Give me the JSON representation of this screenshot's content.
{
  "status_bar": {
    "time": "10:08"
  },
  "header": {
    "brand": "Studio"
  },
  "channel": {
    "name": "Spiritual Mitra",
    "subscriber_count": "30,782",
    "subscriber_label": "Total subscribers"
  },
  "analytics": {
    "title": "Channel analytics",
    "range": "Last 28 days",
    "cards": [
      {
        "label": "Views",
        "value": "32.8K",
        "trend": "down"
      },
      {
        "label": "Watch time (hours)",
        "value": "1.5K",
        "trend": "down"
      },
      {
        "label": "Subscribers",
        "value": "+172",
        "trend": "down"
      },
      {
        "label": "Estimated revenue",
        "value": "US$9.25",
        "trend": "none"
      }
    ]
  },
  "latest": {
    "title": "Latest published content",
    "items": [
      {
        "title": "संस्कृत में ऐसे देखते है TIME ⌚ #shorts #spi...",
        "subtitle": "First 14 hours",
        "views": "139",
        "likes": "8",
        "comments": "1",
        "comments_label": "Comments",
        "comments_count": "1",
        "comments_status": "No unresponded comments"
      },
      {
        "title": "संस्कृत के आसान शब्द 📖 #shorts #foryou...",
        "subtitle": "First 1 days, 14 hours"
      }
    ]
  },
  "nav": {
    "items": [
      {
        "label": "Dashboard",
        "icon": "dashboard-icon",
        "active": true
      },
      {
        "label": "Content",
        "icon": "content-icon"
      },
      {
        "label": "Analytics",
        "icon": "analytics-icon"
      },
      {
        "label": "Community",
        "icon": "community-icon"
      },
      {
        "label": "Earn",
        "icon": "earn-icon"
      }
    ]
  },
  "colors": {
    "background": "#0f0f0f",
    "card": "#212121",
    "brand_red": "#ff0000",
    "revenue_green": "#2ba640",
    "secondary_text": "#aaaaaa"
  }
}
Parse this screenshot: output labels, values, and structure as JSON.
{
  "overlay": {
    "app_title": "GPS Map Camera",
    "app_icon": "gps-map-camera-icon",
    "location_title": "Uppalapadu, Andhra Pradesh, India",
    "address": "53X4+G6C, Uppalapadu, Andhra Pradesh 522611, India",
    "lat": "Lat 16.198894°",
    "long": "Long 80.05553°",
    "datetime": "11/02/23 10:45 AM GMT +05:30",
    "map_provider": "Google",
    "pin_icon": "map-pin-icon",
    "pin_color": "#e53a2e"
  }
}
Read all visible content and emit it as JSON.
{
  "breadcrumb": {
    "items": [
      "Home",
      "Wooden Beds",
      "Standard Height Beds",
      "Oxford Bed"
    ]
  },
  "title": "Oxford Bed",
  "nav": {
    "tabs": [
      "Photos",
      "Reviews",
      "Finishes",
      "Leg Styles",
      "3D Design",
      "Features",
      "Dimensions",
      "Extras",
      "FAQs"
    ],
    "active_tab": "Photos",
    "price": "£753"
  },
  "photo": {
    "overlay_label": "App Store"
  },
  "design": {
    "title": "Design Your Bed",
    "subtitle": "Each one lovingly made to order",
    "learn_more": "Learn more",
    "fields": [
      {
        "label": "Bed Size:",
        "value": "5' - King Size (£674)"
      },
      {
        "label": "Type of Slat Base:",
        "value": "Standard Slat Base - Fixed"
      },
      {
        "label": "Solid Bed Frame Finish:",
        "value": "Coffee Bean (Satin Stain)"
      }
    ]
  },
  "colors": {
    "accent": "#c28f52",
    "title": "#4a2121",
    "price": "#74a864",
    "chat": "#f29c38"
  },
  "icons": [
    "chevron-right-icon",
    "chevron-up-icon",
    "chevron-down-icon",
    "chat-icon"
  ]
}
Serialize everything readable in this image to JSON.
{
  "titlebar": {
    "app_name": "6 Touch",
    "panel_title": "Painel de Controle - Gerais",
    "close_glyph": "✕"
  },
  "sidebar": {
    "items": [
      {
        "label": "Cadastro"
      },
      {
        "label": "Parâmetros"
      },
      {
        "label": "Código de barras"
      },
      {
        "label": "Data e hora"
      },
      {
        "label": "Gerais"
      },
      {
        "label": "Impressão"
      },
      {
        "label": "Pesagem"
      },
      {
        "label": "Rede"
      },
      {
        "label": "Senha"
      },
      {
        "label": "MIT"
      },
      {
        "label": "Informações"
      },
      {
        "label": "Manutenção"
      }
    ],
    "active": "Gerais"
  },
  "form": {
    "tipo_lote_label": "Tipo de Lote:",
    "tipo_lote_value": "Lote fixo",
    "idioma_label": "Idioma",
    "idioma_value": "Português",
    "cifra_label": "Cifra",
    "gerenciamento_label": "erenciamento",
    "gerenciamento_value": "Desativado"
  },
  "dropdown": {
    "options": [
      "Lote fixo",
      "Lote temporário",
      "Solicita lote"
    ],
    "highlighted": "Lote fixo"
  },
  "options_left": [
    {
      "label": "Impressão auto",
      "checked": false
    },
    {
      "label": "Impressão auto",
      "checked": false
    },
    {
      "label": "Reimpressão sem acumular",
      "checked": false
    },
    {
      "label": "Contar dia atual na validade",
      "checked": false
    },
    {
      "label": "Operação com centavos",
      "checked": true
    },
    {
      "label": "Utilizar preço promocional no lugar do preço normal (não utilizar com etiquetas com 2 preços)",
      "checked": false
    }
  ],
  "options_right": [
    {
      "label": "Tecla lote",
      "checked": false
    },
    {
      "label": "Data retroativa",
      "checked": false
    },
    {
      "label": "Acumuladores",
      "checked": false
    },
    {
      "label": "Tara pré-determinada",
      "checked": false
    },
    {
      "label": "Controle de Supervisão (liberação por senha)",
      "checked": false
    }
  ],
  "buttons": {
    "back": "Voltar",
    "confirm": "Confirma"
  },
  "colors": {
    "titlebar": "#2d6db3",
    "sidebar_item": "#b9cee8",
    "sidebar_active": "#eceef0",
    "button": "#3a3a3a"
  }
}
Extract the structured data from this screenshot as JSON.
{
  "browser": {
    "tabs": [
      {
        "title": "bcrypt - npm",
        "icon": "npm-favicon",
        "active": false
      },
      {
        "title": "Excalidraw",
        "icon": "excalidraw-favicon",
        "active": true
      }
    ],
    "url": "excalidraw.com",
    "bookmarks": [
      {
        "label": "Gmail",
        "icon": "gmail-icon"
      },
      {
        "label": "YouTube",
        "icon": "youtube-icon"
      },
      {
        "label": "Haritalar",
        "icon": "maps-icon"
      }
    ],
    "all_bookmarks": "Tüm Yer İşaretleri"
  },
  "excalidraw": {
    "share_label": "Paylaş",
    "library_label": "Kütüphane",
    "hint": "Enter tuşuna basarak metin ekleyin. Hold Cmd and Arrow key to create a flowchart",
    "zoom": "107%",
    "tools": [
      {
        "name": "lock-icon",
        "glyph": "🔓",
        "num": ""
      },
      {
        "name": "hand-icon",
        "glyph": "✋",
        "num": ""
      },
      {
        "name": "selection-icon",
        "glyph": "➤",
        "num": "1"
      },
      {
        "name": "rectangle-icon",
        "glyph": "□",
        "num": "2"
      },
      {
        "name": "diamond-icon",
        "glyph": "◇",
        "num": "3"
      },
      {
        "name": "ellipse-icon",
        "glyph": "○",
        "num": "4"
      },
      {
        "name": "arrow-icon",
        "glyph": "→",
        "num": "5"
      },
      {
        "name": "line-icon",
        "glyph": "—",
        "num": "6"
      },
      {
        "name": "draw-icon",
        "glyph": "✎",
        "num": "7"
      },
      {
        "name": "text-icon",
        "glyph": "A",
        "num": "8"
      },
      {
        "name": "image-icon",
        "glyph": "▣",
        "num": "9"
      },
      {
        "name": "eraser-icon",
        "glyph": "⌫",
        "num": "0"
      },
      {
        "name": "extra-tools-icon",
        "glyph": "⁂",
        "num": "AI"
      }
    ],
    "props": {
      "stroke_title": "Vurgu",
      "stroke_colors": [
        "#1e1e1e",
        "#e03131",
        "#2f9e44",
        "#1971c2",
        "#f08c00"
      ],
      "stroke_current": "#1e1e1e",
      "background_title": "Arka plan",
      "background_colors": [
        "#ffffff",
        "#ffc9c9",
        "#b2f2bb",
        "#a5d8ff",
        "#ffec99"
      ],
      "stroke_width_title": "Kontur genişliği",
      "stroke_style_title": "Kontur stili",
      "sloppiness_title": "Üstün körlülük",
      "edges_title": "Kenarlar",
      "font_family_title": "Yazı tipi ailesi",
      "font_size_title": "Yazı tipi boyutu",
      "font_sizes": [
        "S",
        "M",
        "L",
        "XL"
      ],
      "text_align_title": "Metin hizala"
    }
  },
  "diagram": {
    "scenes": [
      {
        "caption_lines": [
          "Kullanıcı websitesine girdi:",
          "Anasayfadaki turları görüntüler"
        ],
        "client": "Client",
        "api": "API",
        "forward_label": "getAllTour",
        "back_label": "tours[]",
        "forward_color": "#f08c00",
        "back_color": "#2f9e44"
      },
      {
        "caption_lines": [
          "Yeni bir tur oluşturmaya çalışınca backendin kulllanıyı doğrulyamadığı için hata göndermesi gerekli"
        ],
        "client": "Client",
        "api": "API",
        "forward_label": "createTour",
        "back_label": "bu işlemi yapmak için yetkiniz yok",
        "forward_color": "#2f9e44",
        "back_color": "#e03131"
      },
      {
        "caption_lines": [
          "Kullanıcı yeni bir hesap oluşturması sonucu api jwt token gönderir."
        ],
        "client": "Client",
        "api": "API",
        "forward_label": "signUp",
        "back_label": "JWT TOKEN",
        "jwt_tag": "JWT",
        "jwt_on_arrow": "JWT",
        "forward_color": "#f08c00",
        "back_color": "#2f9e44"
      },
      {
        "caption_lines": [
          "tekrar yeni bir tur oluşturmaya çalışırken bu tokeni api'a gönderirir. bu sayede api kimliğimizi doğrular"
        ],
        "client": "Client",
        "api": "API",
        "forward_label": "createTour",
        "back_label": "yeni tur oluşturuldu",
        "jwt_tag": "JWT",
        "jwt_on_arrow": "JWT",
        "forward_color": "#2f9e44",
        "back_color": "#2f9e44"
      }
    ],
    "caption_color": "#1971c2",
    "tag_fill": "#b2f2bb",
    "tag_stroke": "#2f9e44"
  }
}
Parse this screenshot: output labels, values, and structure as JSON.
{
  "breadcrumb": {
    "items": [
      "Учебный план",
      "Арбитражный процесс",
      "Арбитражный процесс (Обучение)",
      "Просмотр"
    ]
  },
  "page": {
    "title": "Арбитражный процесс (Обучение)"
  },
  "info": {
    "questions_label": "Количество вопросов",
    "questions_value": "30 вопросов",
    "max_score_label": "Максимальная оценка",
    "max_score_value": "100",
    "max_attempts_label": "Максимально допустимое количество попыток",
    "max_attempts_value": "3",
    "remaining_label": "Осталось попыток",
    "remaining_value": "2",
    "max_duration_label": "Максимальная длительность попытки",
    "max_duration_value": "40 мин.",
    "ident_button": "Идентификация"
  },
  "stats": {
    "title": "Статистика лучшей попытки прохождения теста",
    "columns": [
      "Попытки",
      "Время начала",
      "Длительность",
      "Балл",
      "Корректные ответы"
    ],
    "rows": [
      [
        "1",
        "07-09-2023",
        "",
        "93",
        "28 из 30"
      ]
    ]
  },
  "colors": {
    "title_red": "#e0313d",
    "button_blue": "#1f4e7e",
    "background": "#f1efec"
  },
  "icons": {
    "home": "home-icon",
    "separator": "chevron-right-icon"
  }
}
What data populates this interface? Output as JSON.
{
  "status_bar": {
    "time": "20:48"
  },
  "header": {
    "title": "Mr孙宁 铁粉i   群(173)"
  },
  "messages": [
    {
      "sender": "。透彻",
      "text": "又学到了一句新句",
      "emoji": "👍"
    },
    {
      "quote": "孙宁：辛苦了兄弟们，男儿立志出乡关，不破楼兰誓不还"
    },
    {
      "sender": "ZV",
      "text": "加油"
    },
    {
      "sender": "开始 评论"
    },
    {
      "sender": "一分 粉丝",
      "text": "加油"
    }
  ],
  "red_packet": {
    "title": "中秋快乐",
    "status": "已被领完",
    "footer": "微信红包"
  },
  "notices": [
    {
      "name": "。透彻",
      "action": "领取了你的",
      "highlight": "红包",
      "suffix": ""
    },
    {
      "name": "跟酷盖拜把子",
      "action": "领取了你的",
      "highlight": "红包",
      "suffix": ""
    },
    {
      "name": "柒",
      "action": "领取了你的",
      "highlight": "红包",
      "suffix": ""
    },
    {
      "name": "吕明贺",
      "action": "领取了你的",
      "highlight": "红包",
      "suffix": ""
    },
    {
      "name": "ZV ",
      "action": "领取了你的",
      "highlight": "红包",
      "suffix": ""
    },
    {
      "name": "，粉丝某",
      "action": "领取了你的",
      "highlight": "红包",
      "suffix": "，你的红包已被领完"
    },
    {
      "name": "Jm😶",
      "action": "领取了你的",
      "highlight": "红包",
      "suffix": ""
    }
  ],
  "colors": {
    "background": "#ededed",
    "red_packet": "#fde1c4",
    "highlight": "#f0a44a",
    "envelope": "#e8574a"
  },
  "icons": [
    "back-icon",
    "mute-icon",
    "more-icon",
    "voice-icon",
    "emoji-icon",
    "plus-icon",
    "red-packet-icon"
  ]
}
::::::::
■ WHAT TO DO
Show the lines where the word "chevron" appears in the entries.

■ WORKED SOLUTION
    "chevron-right-icon",
    "chevron-up-icon",
    "chevron-down-icon",
    "separator": "chevron-right-icon"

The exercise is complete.